Substitute "shortcut-caption" for each "desktop-shortcut-label" in the rows from the start through the line containing "desktop-shortcut-ultraviewer[interactable]: UV UltraViewer", and give those lines back with nothing else changed.
───── Entries provided
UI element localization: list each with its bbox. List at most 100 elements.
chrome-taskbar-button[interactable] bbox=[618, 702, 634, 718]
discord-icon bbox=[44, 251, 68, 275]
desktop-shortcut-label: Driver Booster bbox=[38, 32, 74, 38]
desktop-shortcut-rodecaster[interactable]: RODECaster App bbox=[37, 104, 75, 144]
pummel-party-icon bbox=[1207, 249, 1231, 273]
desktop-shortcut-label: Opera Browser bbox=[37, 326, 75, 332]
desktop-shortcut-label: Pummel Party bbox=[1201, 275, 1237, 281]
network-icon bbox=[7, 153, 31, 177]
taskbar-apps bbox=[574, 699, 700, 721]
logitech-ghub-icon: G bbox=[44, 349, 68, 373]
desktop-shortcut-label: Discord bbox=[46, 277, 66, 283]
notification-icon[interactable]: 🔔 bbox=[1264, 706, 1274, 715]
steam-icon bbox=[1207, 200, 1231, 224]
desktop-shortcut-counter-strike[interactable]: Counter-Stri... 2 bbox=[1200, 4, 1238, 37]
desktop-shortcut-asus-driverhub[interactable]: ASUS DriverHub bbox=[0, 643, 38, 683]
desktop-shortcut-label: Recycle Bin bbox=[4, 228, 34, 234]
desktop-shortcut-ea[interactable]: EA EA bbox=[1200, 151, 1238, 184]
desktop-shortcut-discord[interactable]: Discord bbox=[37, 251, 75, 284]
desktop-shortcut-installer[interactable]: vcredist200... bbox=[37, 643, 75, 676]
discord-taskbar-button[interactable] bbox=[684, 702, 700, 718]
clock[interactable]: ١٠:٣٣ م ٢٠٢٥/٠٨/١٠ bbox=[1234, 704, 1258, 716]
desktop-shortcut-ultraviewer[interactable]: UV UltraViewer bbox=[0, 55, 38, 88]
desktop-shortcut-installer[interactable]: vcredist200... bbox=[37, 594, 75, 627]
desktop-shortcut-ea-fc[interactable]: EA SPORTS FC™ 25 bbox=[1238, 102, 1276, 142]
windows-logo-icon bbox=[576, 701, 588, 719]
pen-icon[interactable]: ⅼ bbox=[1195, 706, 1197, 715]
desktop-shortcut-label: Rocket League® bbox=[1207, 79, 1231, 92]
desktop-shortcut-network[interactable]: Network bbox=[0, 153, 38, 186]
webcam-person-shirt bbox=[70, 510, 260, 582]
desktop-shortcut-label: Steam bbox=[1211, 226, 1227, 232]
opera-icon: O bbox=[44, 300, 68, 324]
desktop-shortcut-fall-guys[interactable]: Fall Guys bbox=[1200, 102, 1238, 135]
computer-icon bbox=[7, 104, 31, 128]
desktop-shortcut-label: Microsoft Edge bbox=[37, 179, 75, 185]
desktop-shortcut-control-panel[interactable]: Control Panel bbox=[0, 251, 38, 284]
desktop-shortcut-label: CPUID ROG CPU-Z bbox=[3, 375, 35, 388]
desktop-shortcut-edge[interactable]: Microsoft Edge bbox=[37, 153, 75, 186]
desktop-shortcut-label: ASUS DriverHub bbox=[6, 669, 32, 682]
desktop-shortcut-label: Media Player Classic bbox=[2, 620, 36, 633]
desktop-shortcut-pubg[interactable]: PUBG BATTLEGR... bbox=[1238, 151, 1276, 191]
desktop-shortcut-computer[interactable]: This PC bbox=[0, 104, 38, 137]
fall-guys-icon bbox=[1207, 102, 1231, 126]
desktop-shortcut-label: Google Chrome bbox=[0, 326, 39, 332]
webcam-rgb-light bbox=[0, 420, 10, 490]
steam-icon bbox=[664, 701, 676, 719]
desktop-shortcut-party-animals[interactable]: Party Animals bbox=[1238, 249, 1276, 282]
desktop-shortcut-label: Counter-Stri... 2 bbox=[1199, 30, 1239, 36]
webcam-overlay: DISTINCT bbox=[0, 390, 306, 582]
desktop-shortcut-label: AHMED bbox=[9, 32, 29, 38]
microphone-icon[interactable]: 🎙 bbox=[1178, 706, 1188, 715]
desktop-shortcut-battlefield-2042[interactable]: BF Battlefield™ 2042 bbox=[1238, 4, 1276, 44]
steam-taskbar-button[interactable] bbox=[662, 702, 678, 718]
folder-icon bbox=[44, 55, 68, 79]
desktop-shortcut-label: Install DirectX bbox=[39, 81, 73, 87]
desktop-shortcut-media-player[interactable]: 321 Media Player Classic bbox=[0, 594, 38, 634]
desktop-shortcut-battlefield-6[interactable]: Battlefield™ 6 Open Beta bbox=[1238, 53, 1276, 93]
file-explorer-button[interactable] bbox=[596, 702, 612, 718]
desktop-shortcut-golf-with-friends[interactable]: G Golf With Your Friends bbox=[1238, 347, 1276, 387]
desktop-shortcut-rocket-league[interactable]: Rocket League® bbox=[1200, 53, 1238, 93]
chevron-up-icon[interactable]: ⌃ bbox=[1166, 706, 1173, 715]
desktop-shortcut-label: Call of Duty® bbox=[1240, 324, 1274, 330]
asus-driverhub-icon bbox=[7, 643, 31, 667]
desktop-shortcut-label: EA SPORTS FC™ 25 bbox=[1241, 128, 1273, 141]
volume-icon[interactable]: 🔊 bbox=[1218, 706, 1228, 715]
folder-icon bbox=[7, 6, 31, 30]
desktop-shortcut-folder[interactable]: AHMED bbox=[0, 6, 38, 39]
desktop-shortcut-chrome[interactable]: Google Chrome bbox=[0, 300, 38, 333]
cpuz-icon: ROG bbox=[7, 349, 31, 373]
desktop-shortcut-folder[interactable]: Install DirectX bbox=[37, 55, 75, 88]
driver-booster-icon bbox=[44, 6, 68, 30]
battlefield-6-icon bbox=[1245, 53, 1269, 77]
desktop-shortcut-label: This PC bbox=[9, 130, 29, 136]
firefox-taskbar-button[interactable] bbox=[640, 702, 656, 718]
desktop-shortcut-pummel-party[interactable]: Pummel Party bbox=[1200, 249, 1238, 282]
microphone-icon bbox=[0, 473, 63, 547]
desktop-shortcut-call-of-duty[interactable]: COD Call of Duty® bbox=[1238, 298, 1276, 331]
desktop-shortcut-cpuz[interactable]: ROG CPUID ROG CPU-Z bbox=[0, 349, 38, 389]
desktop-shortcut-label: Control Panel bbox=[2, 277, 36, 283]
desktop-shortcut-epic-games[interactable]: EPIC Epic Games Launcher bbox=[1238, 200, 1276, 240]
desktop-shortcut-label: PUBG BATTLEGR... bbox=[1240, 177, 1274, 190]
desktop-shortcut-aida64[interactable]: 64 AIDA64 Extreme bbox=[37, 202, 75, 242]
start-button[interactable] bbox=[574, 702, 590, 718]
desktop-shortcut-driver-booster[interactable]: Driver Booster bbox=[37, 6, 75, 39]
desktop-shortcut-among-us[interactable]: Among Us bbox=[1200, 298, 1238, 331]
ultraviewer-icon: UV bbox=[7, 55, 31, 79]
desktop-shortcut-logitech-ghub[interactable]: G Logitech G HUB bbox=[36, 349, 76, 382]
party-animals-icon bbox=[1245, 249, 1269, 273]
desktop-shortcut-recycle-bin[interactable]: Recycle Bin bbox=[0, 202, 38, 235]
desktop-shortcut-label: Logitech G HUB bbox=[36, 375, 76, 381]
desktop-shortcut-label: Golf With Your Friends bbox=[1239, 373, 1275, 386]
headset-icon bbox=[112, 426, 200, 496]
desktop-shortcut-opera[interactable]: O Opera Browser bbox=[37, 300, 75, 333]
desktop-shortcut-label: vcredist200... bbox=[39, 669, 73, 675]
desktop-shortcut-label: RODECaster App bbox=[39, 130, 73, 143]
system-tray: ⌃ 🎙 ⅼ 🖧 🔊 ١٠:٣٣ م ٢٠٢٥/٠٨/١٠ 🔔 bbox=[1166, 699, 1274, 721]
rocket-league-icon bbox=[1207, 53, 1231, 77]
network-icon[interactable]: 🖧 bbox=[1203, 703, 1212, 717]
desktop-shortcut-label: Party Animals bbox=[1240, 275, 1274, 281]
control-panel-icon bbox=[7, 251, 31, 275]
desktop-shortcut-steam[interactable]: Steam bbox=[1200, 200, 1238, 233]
──────────
> _Worked answer_
UI element localization: list each with its bbox. List at most 100 elements.
chrome-taskbar-button[interactable] bbox=[618, 702, 634, 718]
discord-icon bbox=[44, 251, 68, 275]
shortcut-caption: Driver Booster bbox=[38, 32, 74, 38]
desktop-shortcut-rodecaster[interactable]: RODECaster App bbox=[37, 104, 75, 144]
pummel-party-icon bbox=[1207, 249, 1231, 273]
shortcut-caption: Opera Browser bbox=[37, 326, 75, 332]
shortcut-caption: Pummel Party bbox=[1201, 275, 1237, 281]
network-icon bbox=[7, 153, 31, 177]
taskbar-apps bbox=[574, 699, 700, 721]
logitech-ghub-icon: G bbox=[44, 349, 68, 373]
shortcut-caption: Discord bbox=[46, 277, 66, 283]
notification-icon[interactable]: 🔔 bbox=[1264, 706, 1274, 715]
steam-icon bbox=[1207, 200, 1231, 224]
desktop-shortcut-counter-strike[interactable]: Counter-Stri... 2 bbox=[1200, 4, 1238, 37]
desktop-shortcut-asus-driverhub[interactable]: ASUS DriverHub bbox=[0, 643, 38, 683]
shortcut-caption: Recycle Bin bbox=[4, 228, 34, 234]
desktop-shortcut-ea[interactable]: EA EA bbox=[1200, 151, 1238, 184]
desktop-shortcut-discord[interactable]: Discord bbox=[37, 251, 75, 284]
desktop-shortcut-installer[interactable]: vcredist200... bbox=[37, 643, 75, 676]
discord-taskbar-button[interactable] bbox=[684, 702, 700, 718]
clock[interactable]: ١٠:٣٣ م ٢٠٢٥/٠٨/١٠ bbox=[1234, 704, 1258, 716]
desktop-shortcut-ultraviewer[interactable]: UV UltraViewer bbox=[0, 55, 38, 88]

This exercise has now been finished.